• Material to process:
════════════════════

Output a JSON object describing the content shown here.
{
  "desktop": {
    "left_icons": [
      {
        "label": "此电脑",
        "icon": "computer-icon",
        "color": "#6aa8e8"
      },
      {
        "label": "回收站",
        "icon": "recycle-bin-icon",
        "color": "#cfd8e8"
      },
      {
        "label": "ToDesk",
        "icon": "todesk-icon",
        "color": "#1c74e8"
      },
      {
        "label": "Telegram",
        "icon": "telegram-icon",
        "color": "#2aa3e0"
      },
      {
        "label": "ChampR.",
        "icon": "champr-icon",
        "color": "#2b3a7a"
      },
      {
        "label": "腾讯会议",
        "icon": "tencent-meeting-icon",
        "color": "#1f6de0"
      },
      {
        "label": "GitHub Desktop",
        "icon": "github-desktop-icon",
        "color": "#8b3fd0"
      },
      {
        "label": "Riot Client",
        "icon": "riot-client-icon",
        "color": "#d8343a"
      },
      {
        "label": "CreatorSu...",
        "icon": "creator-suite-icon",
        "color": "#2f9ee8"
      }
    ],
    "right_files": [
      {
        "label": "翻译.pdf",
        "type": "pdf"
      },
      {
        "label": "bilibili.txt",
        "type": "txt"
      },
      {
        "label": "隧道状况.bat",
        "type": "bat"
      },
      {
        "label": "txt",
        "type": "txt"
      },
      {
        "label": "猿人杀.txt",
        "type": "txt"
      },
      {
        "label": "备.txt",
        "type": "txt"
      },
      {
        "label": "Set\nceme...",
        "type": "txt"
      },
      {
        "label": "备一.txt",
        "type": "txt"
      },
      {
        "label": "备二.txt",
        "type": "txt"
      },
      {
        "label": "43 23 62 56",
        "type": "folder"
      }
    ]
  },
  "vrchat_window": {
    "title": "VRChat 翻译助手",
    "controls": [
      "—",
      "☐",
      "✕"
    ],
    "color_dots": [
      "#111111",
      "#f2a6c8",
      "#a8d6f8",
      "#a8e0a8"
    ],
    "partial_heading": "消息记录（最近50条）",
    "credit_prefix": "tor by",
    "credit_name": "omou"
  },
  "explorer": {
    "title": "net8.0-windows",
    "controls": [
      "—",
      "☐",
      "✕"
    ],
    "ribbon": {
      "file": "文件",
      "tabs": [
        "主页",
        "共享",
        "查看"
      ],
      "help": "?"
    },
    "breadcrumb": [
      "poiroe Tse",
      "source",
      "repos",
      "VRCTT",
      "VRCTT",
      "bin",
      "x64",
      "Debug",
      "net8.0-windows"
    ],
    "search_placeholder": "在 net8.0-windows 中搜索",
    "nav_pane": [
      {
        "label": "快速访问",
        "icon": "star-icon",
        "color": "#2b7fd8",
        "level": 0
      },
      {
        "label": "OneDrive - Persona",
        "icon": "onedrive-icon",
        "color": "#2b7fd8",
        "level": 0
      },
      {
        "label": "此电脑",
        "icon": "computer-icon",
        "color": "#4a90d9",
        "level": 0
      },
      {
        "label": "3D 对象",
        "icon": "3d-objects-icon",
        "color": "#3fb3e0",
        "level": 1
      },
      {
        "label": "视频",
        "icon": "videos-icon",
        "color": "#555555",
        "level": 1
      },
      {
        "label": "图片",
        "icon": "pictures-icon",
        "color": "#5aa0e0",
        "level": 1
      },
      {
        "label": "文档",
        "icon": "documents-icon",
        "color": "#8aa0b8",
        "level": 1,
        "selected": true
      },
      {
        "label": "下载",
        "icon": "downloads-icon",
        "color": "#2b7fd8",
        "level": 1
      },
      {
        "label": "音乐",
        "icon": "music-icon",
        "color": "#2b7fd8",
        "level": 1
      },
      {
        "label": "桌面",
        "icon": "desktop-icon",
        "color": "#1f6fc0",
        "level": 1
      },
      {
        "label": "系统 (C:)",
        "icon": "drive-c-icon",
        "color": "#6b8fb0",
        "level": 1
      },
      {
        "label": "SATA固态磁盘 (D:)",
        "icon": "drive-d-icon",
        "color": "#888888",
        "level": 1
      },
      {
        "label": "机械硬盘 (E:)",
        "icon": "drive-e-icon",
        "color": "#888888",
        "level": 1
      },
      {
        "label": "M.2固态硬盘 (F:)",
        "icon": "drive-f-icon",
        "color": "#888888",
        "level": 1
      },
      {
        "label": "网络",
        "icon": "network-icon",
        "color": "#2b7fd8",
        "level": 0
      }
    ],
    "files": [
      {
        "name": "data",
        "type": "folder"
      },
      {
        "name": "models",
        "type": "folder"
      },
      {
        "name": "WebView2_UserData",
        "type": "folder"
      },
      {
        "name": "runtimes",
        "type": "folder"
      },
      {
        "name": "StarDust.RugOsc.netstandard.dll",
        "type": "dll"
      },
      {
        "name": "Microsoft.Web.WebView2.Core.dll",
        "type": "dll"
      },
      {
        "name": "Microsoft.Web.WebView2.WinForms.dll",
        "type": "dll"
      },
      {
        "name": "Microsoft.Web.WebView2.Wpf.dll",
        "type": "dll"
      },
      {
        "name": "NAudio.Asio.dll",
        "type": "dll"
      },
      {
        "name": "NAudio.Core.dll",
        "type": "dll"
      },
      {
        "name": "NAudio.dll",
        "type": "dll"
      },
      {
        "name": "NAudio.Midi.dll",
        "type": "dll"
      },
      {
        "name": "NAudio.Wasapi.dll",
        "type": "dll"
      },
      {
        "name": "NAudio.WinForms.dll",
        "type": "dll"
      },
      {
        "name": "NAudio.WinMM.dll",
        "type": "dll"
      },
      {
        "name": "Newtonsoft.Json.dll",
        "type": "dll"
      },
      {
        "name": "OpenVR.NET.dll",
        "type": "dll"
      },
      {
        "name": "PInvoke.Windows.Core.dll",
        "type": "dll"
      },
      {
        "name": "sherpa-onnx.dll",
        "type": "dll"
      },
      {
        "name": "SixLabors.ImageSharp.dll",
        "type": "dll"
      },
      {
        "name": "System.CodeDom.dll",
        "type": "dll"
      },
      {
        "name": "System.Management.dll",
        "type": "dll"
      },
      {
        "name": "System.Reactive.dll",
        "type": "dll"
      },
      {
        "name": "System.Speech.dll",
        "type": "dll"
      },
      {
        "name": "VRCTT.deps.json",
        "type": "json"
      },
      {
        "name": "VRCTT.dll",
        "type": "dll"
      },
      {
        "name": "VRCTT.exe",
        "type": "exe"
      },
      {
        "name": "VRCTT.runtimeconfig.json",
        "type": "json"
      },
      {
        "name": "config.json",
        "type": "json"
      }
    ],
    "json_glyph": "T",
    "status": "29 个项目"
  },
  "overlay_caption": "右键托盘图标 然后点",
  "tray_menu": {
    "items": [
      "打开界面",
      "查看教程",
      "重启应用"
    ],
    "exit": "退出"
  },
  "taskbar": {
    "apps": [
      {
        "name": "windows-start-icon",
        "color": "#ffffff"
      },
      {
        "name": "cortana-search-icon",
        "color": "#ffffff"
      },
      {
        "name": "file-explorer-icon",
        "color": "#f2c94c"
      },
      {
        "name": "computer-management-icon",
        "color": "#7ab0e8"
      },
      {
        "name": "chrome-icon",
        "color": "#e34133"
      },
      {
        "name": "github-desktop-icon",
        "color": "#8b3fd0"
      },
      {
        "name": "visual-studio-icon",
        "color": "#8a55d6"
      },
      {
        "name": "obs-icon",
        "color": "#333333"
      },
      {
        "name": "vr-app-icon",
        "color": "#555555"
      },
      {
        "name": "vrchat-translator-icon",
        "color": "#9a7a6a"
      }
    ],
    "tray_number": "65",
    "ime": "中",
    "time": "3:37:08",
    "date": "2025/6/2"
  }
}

════════════════════

• What you will do: Make an exact copy of all the data.

• Task answer:
Output a JSON object describing the content shown here.
{
  "desktop": {
    "left_icons": [
      {
        "label": "此电脑",
        "icon": "computer-icon",
        "color": "#6aa8e8"
      },
      {
        "label": "回收站",
        "icon": "recycle-bin-icon",
        "color": "#cfd8e8"
      },
      {
        "label": "ToDesk",
        "icon": "todesk-icon",
        "color": "#1c74e8"
      },
      {
        "label": "Telegram",
        "icon": "telegram-icon",
        "color": "#2aa3e0"
      },
      {
        "label": "ChampR.",
        "icon": "champr-icon",
        "color": "#2b3a7a"
      },
      {
        "label": "腾讯会议",
        "icon": "tencent-meeting-icon",
        "color": "#1f6de0"
      },
      {
        "label": "GitHub Desktop",
        "icon": "github-desktop-icon",
        "color": "#8b3fd0"
      },
      {
        "label": "Riot Client",
        "icon": "riot-client-icon",
        "color": "#d8343a"
      },
      {
        "label": "CreatorSu...",
        "icon": "creator-suite-icon",
        "color": "#2f9ee8"
      }
    ],
    "right_files": [
      {
        "label": "翻译.pdf",
        "type": "pdf"
      },
      {
        "label": "bilibili.txt",
        "type": "txt"
      },
      {
        "label": "隧道状况.bat",
        "type": "bat"
      },
      {
        "label": "txt",
        "type": "txt"
      },
      {
        "label": "猿人杀.txt",
        "type": "txt"
      },
      {
        "label": "备.txt",
        "type": "txt"
      },
      {
        "label": "Set\nceme...",
        "type": "txt"
      },
      {
        "label": "备一.txt",
        "type": "txt"
      },
      {
        "label": "备二.txt",
        "type": "txt"
      },
      {
        "label": "43 23 62 56",
        "type": "folder"
      }
    ]
  },
  "vrchat_window": {
    "title": "VRChat 翻译助手",
    "controls": [
      "—",
      "☐",
      "✕"
    ],
    "color_dots": [
      "#111111",
      "#f2a6c8",
      "#a8d6f8",
      "#a8e0a8"
    ],
    "partial_heading": "消息记录（最近50条）",
    "credit_prefix": "tor by",
    "credit_name": "omou"
  },
  "explorer": {
    "title": "net8.0-windows",
    "controls": [
      "—",
      "☐",
      "✕"
    ],
    "ribbon": {
      "file": "文件",
      "tabs": [
        "主页",
        "共享",
        "查看"
      ],
      "help": "?"
    },
    "breadcrumb": [
      "poiroe Tse",
      "source",
      "repos",
      "VRCTT",
      "VRCTT",
      "bin",
      "x64",
      "Debug",
      "net8.0-windows"
    ],
    "search_placeholder": "在 net8.0-windows 中搜索",
    "nav_pane": [
      {
        "label": "快速访问",
        "icon": "star-icon",
        "color": "#2b7fd8",
        "level": 0
      },
      {
        "label": "OneDrive - Persona",
        "icon": "onedrive-icon",
        "color": "#2b7fd8",
        "level": 0
      },
      {
        "label": "此电脑",
        "icon": "computer-icon",
        "color": "#4a90d9",
        "level": 0
      },
      {
        "label": "3D 对象",
        "icon": "3d-objects-icon",
        "color": "#3fb3e0",
        "level": 1
      },
      {
        "label": "视频",
        "icon": "videos-icon",
        "color": "#555555",
        "level": 1
      },
      {
        "label": "图片",
        "icon": "pictures-icon",
        "color": "#5aa0e0",
        "level": 1
      },
      {
        "label": "文档",
        "icon": "documents-icon",
        "color": "#8aa0b8",
        "level": 1,
        "selected": true
      },
      {
        "label": "下载",
        "icon": "downloads-icon",
        "color": "#2b7fd8",
        "level": 1
      },
      {
        "label": "音乐",
        "icon": "music-icon",
        "color": "#2b7fd8",
        "level": 1
      },
      {
        "label": "桌面",
        "icon": "desktop-icon",
        "color": "#1f6fc0",
        "level": 1
      },
      {
        "label": "系统 (C:)",
        "icon": "drive-c-icon",
        "color": "#6b8fb0",
        "level": 1
      },
      {
        "label": "SATA固态磁盘 (D:)",
        "icon": "drive-d-icon",
        "color": "#888888",
        "level": 1
      },
      {
        "label": "机械硬盘 (E:)",
        "icon": "drive-e-icon",
        "color": "#888888",
        "level": 1
      },
      {
        "label": "M.2固态硬盘 (F:)",
        "icon": "drive-f-icon",
        "color": "#888888",
        "level": 1
      },
      {
        "label": "网络",
        "icon": "network-icon",
        "color": "#2b7fd8",
        "level": 0
      }
    ],
    "files": [
      {
        "name": "data",
        "type": "folder"
      },
      {
        "name": "models",
        "type": "folder"
      },
      {
        "name": "WebView2_UserData",
        "type": "folder"
      },
      {
        "name": "runtimes",
        "type": "folder"
      },
      {
        "name": "StarDust.RugOsc.netstandard.dll",
        "type": "dll"
      },
      {
        "name": "Microsoft.Web.WebView2.Core.dll",
        "type": "dll"
      },
      {
        "name": "Microsoft.Web.WebView2.WinForms.dll",
        "type": "dll"
      },
      {
        "name": "Microsoft.Web.WebView2.Wpf.dll",
        "type": "dll"
      },
      {
        "name": "NAudio.Asio.dll",
        "type": "dll"
      },
      {
        "name": "NAudio.Core.dll",
        "type": "dll"
      },
      {
        "name": "NAudio.dll",
        "type": "dll"
      },
      {
        "name": "NAudio.Midi.dll",
        "type": "dll"
      },
      {
        "name": "NAudio.Wasapi.dll",
        "type": "dll"
      },
      {
        "name": "NAudio.WinForms.dll",
        "type": "dll"
      },
      {
        "name": "NAudio.WinMM.dll",
        "type": "dll"
      },
      {
        "name": "Newtonsoft.Json.dll",
        "type": "dll"
      },
      {
        "name": "OpenVR.NET.dll",
        "type": "dll"
      },
      {
        "name": "PInvoke.Windows.Core.dll",
        "type": "dll"
      },
      {
        "name": "sherpa-onnx.dll",
        "type": "dll"
      },
      {
        "name": "SixLabors.ImageSharp.dll",
        "type": "dll"
      },
      {
        "name": "System.CodeDom.dll",
        "type": "dll"
      },
      {
        "name": "System.Management.dll",
        "type": "dll"
      },
      {
        "name": "System.Reactive.dll",
        "type": "dll"
      },
      {
        "name": "System.Speech.dll",
        "type": "dll"
      },
      {
        "name": "VRCTT.deps.json",
        "type": "json"
      },
      {
        "name": "VRCTT.dll",
        "type": "dll"
      },
      {
        "name": "VRCTT.exe",
        "type": "exe"
      },
      {
        "name": "VRCTT.runtimeconfig.json",
        "type": "json"
      },
      {
        "name": "config.json",
        "type": "json"
      }
    ],
    "json_glyph": "T",
    "status": "29 个项目"
  },
  "overlay_caption": "右键托盘图标 然后点",
  "tray_menu": {
    "items": [
      "打开界面",
      "查看教程",
      "重启应用"
    ],
    "exit": "退出"
  },
  "taskbar": {
    "apps": [
      {
        "name": "windows-start-icon",
        "color": "#ffffff"
      },
      {
        "name": "cortana-search-icon",
        "color": "#ffffff"
      },
      {
        "name": "file-explorer-icon",
        "color": "#f2c94c"
      },
      {
        "name": "computer-management-icon",
        "color": "#7ab0e8"
      },
      {
        "name": "chrome-icon",
        "color": "#e34133"
      },
      {
        "name": "github-desktop-icon",
        "color": "#8b3fd0"
      },
      {
        "name": "visual-studio-icon",
        "color": "#8a55d6"
      },
      {
        "name": "obs-icon",
        "color": "#333333"
      },
      {
        "name": "vr-app-icon",
        "color": "#555555"
      },
      {
        "name": "vrchat-translator-icon",
        "color": "#9a7a6a"
      }
    ],
    "tray_number": "65",
    "ime": "中",
    "time": "3:37:08",
    "date": "2025/6/2"
  }
}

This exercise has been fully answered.